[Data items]
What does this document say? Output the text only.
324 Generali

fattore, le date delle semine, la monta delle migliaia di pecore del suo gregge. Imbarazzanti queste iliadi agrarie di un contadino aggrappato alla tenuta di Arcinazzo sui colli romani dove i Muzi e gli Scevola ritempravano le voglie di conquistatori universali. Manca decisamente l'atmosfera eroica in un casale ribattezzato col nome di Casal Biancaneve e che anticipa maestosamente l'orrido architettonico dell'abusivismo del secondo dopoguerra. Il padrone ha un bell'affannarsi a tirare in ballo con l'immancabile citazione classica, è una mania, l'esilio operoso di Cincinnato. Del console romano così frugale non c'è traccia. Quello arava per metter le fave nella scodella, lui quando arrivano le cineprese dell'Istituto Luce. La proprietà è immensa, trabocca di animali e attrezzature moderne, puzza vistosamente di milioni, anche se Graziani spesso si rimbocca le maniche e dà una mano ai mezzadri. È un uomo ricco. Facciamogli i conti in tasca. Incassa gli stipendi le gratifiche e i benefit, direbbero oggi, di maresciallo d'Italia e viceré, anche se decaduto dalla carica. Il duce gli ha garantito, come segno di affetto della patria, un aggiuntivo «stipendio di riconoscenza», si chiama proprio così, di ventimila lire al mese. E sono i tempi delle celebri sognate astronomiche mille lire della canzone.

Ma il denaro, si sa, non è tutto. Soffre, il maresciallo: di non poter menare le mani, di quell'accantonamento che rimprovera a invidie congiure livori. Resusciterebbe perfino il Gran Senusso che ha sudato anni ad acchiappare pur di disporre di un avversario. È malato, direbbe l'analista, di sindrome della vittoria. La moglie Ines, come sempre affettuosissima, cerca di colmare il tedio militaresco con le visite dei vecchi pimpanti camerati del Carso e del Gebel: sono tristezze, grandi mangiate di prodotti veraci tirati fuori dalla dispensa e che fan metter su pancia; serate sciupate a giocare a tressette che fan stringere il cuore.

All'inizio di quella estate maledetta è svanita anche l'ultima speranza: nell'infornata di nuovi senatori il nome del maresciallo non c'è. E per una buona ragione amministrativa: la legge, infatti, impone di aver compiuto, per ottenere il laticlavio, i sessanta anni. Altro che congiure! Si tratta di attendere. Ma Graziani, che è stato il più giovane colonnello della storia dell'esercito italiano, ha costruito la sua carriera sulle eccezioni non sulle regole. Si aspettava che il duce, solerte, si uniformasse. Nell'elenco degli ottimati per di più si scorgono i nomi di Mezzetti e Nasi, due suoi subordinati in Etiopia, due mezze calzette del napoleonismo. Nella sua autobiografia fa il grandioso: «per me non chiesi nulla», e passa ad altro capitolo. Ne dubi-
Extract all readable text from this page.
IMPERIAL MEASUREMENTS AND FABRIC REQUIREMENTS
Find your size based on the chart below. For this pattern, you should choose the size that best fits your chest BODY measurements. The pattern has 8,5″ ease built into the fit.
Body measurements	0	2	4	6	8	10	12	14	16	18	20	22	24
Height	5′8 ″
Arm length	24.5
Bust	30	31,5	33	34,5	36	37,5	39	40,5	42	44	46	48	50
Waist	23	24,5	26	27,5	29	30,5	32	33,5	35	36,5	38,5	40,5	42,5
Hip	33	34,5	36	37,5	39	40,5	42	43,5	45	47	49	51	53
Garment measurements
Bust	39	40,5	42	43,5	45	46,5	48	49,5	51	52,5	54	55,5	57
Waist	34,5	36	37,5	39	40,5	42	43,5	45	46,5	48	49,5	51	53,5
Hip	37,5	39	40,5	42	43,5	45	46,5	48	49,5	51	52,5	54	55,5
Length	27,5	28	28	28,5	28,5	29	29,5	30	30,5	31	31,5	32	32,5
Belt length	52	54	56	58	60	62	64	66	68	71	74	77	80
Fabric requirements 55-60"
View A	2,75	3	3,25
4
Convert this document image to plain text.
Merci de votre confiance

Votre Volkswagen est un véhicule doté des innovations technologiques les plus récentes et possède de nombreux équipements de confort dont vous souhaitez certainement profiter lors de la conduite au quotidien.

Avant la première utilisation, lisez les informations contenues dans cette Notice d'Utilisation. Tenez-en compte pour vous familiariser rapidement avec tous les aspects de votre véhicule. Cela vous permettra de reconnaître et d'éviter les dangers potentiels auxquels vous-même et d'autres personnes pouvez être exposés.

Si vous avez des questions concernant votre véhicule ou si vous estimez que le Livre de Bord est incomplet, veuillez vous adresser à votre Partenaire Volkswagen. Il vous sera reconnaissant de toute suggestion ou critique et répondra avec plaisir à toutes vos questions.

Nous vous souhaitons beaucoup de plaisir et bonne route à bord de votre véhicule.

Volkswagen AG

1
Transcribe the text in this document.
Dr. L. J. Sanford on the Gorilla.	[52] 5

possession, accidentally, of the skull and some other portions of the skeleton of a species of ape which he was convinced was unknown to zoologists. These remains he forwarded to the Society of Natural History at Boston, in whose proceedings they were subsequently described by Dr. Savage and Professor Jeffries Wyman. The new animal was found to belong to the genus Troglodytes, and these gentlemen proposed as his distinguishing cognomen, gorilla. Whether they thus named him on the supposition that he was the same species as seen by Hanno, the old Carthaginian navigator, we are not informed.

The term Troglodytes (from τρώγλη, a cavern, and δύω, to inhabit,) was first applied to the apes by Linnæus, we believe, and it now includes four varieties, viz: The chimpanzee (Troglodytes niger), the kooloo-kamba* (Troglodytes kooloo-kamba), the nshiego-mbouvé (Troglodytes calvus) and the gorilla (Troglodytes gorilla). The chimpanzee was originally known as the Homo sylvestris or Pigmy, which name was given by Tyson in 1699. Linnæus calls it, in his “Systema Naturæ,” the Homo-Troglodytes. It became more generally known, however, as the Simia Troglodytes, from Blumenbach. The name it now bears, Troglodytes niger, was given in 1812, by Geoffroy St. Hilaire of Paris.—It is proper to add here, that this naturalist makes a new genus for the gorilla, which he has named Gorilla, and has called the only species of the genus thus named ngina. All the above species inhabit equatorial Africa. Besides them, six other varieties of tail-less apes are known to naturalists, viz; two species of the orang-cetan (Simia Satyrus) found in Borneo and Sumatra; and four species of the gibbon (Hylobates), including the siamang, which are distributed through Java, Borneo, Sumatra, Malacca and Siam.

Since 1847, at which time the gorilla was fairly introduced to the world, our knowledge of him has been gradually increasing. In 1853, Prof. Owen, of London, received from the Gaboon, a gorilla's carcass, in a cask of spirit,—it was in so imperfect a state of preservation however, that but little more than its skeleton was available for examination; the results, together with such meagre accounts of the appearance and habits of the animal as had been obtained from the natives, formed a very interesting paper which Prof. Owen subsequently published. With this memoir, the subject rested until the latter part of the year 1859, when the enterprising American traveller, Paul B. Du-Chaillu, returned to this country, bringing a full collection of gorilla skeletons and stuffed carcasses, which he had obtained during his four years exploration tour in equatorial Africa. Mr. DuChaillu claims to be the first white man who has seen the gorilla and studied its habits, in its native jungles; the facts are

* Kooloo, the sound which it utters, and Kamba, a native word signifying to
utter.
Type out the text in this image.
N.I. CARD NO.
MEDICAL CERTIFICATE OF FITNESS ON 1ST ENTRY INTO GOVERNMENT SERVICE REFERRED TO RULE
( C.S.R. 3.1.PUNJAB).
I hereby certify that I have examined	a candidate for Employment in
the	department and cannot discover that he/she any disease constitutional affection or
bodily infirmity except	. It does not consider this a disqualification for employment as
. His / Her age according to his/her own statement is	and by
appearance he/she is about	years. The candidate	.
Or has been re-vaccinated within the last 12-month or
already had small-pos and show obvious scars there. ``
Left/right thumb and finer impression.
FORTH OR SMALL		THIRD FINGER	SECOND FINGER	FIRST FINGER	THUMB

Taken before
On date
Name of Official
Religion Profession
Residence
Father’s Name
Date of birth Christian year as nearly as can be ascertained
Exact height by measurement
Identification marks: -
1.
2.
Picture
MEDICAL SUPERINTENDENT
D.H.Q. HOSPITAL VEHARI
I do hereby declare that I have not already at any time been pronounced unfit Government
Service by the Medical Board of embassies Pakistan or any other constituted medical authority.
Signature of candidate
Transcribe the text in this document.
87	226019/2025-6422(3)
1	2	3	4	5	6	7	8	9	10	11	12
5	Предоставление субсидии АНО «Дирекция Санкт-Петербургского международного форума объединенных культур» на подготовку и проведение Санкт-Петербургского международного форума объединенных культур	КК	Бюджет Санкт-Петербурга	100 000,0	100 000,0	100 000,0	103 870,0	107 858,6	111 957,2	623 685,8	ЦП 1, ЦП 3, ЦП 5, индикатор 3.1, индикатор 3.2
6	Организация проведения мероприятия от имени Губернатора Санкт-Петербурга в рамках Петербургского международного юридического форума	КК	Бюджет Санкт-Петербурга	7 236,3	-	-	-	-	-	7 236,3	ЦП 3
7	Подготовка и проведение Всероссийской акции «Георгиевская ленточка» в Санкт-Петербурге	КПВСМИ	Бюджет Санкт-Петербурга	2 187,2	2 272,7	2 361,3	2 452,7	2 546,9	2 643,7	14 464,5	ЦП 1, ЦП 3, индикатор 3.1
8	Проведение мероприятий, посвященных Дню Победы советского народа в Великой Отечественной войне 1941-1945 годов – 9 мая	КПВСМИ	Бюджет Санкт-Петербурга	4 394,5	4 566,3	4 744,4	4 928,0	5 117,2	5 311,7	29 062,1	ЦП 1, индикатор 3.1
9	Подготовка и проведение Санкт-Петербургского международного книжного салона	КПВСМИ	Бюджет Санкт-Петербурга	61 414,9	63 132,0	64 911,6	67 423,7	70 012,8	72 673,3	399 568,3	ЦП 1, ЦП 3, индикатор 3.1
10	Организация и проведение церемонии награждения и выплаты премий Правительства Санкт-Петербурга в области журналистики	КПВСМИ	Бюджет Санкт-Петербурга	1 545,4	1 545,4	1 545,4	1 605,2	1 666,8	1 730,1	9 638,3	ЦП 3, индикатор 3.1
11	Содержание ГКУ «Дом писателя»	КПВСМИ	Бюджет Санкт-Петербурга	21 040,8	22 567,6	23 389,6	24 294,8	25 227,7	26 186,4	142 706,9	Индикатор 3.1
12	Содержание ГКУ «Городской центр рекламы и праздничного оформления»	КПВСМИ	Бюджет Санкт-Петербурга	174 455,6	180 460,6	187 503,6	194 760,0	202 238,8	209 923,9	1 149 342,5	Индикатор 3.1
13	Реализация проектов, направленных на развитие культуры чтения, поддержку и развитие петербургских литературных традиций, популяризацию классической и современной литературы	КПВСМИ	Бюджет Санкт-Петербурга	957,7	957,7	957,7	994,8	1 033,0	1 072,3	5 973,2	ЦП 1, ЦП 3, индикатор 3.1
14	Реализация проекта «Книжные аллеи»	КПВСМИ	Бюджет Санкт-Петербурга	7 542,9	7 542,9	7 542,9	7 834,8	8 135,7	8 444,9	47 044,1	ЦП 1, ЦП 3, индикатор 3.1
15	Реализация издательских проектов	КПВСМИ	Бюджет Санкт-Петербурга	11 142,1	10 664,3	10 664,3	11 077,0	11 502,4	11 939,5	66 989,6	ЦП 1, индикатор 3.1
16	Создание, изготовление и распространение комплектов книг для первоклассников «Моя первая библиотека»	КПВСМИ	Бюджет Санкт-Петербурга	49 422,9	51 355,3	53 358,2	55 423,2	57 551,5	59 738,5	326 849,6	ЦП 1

*Work to be completed*
Lines containing the string "véhicule" are to be selected and copied.

*Output for this task*
Votre Volkswagen est un véhicule doté des innovations technologiques les plus récentes et possède de nombreux équipements de confort dont vous souhaitez certainement profiter lors de la conduite au quotidien.
Avant la première utilisation, lisez les informations contenues dans cette Notice d'Utilisation. Tenez-en compte pour vous familiariser rapidement avec tous les aspects de votre véhicule. Cela vous permettra de reconnaître et d'éviter les dangers potentiels auxquels vous-même et d'autres personnes pouvez être exposés.
Si vous avez des questions concernant votre véhicule ou si vous estimez que le Livre de Bord est incomplet, veuillez vous adresser à votre Partenaire Volkswagen. Il vous sera reconnaissant de toute suggestion ou critique et répondra avec plaisir à toutes vos questions.
Nous vous souhaitons beaucoup de plaisir et bonne route à bord de votre véhicule.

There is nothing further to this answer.